▸ **Given request**:
Go through the listing and return every line with "Optimization" in it.

>> START

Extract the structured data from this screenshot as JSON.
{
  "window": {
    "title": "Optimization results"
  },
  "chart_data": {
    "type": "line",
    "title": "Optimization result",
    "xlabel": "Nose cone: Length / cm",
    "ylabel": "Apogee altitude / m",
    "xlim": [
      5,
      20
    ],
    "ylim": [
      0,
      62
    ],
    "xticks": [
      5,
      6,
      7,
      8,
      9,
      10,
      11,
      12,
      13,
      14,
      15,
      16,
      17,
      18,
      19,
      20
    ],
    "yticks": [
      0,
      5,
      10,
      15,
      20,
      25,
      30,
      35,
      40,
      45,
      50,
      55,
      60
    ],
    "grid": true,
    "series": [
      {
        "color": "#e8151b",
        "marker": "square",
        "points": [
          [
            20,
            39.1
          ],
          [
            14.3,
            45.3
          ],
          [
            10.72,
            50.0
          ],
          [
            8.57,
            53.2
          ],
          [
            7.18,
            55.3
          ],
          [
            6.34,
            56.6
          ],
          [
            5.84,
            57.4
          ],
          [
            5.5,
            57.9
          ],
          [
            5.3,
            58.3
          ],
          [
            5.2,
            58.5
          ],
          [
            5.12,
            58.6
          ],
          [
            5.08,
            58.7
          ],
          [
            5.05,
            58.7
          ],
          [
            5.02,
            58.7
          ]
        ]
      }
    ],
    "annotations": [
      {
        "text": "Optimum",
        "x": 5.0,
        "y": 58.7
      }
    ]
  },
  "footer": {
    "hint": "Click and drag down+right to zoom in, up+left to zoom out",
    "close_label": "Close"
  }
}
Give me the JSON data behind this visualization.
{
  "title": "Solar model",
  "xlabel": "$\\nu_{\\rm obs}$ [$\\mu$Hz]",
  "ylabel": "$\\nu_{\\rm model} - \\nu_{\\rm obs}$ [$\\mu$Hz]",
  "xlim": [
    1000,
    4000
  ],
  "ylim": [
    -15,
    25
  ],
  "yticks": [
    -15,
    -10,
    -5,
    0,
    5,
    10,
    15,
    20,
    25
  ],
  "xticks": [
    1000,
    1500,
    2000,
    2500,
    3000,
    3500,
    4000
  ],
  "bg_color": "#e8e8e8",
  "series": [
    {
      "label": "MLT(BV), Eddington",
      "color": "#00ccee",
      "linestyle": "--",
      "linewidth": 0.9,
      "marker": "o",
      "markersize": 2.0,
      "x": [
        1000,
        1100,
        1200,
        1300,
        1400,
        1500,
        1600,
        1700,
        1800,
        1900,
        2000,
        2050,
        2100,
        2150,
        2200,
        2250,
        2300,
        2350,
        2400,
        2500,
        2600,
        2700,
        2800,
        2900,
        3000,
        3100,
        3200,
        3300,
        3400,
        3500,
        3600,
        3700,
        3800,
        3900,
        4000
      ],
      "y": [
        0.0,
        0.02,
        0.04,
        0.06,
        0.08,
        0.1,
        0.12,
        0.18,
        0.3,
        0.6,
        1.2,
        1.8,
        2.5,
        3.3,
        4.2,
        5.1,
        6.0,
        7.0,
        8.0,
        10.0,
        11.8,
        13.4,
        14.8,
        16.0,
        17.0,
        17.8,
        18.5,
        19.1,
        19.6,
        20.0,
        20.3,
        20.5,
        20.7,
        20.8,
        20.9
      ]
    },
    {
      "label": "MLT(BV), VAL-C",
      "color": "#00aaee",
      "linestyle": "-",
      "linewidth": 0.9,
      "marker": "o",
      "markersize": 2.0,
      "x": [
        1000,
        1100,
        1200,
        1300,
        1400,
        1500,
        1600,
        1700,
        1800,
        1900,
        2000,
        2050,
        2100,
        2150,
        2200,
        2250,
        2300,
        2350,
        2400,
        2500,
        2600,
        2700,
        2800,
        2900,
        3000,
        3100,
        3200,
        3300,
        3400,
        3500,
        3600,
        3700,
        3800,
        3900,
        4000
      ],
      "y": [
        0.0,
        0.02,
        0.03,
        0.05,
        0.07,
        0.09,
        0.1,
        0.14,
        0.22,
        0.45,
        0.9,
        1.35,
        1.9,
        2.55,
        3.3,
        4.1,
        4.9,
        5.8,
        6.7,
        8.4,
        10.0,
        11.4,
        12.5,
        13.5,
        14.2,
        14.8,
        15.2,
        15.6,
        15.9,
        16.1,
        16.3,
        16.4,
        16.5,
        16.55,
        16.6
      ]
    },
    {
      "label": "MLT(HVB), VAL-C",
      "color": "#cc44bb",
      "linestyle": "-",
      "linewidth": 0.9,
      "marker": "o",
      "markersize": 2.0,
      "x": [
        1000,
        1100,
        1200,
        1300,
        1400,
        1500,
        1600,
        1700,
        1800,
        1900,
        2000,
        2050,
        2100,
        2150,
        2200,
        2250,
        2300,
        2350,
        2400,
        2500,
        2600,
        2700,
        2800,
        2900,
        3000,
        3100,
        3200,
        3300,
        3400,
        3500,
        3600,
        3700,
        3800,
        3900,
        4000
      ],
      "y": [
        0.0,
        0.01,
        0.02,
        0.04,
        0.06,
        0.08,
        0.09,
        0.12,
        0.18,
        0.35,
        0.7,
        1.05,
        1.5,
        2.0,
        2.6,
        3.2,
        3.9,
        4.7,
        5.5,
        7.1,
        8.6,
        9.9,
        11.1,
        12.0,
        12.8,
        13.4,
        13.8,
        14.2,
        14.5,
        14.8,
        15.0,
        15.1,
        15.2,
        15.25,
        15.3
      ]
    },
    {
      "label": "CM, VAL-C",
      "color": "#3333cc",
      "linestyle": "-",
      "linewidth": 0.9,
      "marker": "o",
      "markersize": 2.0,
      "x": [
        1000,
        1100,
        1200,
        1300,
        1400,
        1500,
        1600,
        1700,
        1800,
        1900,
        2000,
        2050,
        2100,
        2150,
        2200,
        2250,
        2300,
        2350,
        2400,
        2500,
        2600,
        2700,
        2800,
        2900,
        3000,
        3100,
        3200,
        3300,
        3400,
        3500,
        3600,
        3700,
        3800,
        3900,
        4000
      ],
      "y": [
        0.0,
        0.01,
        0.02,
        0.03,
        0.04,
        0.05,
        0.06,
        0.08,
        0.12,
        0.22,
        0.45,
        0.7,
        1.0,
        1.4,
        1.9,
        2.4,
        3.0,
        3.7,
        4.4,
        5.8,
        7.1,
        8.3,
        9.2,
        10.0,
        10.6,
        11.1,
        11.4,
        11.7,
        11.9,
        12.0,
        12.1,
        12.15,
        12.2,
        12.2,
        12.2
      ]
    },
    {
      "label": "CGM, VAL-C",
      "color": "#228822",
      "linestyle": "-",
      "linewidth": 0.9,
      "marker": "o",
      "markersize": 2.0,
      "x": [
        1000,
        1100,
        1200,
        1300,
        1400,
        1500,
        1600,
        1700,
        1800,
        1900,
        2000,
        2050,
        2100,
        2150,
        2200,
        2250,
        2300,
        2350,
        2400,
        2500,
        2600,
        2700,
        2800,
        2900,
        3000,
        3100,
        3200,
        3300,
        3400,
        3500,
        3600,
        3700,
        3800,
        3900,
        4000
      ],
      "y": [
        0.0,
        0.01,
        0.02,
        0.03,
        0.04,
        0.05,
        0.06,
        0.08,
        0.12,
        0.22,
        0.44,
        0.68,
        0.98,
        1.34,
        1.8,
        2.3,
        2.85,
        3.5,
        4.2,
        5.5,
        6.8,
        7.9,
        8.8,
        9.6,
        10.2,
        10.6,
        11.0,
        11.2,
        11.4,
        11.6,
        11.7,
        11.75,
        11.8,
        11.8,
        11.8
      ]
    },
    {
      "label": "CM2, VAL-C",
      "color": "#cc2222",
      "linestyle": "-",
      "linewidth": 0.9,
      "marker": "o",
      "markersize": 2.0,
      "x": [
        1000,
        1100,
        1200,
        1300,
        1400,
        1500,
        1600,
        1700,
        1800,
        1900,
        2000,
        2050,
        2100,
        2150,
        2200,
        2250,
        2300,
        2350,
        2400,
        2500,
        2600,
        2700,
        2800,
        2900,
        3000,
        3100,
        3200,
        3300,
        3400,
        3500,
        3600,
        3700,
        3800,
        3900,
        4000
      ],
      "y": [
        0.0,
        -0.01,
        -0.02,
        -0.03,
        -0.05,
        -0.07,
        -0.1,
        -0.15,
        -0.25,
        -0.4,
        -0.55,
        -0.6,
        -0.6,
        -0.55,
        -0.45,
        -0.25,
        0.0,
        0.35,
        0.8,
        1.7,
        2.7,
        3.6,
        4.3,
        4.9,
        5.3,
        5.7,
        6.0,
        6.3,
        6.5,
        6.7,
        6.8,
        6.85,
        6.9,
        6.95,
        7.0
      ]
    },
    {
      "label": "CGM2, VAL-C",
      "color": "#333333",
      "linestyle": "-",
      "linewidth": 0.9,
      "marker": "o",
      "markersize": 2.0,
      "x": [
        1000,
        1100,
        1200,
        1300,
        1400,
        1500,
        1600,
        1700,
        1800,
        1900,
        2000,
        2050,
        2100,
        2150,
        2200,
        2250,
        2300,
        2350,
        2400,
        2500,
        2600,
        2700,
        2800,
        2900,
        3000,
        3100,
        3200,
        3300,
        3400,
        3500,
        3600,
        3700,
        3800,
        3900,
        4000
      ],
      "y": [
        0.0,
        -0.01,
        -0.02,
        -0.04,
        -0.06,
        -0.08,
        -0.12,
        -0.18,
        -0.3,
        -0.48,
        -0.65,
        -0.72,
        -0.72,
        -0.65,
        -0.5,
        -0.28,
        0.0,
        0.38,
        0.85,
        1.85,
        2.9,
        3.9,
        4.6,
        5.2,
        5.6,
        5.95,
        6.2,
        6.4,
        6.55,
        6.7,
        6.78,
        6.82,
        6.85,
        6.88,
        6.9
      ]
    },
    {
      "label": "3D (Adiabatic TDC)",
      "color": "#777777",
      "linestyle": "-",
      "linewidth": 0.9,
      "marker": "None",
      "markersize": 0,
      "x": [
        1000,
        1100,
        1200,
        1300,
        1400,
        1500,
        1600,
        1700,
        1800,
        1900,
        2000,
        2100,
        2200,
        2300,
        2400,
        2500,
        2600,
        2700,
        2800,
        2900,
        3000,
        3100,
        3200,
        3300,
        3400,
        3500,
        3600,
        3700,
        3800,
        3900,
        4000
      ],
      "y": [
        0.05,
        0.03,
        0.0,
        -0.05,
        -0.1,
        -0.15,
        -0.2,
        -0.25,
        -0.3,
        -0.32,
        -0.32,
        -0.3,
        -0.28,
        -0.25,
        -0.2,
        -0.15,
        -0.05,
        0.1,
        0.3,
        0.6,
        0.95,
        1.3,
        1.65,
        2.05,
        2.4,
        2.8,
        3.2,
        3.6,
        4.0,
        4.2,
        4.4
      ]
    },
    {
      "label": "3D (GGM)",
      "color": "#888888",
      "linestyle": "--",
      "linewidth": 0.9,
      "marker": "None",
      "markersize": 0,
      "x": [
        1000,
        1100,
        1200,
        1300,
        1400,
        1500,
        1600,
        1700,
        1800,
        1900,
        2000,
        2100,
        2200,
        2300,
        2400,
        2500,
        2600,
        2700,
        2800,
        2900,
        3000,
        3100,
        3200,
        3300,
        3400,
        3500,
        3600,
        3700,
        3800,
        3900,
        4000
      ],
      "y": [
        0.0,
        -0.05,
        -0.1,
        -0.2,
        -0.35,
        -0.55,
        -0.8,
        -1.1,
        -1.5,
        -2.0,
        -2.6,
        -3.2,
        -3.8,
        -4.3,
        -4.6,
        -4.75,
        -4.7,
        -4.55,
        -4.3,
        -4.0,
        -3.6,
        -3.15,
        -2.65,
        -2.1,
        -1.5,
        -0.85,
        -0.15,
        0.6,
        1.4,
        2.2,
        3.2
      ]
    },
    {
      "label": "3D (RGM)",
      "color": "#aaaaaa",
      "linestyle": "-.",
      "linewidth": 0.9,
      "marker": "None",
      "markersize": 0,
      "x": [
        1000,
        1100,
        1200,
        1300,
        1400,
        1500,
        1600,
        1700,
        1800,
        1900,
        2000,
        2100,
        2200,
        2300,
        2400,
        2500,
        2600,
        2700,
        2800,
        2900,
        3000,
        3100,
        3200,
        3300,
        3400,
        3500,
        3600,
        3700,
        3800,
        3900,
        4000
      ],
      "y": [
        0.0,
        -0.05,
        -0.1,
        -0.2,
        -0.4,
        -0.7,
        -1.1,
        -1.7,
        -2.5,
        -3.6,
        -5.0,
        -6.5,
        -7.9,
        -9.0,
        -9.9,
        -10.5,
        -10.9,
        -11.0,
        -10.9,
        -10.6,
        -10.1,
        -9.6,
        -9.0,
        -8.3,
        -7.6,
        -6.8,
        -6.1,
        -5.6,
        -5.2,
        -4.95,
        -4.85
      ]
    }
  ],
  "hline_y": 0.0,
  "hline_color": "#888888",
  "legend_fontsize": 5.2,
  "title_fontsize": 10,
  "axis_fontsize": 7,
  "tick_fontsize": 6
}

>> END

▸ **Output of the task**:
    "title": "Optimization results"
    "title": "Optimization result",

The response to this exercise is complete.